▸ WHAT IS ASKED
Your task is to copy every line of the entries that contains "metrics".

▸ GIVEN RECORDS
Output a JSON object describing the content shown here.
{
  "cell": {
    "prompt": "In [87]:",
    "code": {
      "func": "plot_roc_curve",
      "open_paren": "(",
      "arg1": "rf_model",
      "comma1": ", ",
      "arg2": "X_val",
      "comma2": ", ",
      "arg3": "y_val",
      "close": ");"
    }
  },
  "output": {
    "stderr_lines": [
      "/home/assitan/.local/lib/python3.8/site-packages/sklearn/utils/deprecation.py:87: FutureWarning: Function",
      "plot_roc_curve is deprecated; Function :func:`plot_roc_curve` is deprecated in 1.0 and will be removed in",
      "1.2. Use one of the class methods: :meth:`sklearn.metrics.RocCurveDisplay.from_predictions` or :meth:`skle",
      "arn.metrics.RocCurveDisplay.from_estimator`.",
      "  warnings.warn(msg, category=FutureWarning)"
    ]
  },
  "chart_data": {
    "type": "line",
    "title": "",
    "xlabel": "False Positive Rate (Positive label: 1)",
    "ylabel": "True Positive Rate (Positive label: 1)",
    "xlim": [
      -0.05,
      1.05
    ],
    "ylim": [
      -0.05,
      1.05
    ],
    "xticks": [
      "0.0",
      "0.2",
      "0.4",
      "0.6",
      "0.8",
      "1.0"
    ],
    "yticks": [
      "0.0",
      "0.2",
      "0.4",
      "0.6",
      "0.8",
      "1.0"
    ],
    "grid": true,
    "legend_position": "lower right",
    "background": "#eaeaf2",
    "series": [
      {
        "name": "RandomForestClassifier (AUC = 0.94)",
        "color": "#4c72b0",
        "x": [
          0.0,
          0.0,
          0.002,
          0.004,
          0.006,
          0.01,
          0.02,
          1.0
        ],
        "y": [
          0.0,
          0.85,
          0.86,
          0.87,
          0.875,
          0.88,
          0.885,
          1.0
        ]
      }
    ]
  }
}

▸ REPLY
      "1.2. Use one of the class methods: :meth:`sklearn.metrics.RocCurveDisplay.from_predictions` or :meth:`skle",
      "arn.metrics.RocCurveDisplay.from_estimator`.",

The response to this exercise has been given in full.